→ Data to use
··········

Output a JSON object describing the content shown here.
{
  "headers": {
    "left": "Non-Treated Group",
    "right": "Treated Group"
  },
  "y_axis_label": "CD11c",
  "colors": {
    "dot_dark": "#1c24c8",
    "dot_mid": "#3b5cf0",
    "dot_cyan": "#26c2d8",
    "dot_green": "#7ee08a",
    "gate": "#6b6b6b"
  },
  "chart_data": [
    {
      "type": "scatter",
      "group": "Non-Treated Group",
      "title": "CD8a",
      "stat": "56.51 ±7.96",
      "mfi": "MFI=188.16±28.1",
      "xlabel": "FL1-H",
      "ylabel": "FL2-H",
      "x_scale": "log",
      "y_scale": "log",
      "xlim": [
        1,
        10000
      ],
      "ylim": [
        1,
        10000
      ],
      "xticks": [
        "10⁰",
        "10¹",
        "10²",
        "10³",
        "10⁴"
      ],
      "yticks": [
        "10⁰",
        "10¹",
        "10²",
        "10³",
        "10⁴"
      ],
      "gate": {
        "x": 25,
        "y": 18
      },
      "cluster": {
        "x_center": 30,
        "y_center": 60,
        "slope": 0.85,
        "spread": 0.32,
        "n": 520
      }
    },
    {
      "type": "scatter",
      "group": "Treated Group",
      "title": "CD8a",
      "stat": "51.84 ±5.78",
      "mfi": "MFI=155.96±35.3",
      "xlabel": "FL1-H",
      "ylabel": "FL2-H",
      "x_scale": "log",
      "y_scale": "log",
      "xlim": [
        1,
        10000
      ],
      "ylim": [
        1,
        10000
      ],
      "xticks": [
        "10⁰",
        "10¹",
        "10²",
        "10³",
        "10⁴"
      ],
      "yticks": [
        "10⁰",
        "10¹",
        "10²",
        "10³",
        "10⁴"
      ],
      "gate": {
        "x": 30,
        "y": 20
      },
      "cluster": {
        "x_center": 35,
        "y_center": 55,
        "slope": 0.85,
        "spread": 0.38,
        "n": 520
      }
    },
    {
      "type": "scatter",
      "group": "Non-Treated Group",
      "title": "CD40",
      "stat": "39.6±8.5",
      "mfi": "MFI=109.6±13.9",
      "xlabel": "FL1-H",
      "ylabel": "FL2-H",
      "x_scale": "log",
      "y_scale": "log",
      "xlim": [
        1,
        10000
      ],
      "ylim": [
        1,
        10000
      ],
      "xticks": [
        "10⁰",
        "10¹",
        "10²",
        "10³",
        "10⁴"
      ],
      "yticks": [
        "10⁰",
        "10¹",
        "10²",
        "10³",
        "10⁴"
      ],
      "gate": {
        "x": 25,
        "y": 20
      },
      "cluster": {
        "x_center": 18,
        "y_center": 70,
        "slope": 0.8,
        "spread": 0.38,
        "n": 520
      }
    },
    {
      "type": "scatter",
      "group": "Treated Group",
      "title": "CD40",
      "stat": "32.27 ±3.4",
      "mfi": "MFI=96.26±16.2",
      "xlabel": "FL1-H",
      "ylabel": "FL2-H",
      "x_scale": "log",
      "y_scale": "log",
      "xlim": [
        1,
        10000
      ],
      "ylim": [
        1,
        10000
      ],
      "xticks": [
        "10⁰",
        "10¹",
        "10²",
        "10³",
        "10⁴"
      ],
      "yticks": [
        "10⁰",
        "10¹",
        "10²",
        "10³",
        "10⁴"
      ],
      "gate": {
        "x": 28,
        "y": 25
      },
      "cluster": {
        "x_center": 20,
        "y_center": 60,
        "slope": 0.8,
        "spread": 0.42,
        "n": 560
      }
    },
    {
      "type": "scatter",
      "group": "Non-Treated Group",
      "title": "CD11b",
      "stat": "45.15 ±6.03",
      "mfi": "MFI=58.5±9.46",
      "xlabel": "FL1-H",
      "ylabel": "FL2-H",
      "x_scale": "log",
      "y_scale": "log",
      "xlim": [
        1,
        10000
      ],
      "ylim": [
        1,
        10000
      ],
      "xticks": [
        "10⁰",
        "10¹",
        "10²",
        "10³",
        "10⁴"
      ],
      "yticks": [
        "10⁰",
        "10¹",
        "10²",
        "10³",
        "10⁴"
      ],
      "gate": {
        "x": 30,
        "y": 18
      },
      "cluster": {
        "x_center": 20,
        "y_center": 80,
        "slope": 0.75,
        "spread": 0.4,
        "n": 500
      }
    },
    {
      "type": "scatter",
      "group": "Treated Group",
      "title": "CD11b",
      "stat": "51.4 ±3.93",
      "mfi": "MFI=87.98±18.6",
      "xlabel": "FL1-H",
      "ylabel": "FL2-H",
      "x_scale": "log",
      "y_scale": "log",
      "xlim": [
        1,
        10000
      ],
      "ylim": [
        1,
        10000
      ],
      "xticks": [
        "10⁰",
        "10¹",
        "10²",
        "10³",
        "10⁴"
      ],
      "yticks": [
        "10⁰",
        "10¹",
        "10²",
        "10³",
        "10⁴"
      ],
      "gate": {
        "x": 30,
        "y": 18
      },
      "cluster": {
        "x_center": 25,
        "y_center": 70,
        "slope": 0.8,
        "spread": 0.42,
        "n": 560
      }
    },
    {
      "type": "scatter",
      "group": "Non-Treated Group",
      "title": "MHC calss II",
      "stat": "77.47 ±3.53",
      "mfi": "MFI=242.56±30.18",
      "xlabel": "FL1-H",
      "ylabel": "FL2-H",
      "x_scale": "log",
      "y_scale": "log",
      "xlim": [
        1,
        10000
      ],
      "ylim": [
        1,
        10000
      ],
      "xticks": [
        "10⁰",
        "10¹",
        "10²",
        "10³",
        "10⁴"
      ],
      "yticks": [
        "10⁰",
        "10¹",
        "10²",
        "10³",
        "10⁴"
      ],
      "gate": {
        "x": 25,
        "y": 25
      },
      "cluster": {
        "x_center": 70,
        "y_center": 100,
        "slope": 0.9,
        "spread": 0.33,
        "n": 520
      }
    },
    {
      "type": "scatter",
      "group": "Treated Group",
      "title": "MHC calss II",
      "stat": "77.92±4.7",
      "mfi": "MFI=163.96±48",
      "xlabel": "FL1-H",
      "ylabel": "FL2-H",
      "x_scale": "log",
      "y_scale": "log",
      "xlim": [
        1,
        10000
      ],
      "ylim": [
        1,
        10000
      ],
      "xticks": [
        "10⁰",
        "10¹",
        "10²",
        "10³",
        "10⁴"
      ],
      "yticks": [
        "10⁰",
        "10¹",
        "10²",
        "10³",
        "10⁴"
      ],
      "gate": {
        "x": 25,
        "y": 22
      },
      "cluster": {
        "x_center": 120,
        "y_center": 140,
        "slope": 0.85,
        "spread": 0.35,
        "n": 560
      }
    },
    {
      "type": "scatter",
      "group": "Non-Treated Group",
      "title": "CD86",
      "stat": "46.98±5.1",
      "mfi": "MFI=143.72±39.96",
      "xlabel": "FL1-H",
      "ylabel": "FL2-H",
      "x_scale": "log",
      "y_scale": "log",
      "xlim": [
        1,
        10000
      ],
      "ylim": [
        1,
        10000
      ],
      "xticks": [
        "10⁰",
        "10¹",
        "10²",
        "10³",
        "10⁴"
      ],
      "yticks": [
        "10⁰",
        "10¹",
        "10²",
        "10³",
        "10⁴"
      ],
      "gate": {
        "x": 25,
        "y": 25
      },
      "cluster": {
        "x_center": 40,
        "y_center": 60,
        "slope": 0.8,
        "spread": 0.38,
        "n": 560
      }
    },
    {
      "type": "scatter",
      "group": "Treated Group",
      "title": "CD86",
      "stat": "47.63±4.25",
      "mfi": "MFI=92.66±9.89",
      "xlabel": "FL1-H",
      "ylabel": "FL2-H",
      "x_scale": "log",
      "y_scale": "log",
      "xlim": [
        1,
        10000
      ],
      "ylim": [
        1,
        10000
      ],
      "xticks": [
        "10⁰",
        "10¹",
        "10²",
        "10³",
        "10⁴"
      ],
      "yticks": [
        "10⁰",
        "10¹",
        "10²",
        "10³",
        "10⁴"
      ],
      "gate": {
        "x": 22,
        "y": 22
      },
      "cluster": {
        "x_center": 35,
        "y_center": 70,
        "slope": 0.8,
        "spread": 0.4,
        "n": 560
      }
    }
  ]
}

··········

→ Instructions for the task
List all lines above in which the string "stat" appears.

→ Solution
      "stat": "56.51 ±7.96",
      "stat": "51.84 ±5.78",
      "stat": "39.6±8.5",
      "stat": "32.27 ±3.4",
      "stat": "45.15 ±6.03",
      "stat": "51.4 ±3.93",
      "stat": "77.47 ±3.53",
      "stat": "77.92±4.7",
      "stat": "46.98±5.1",
      "stat": "47.63±4.25",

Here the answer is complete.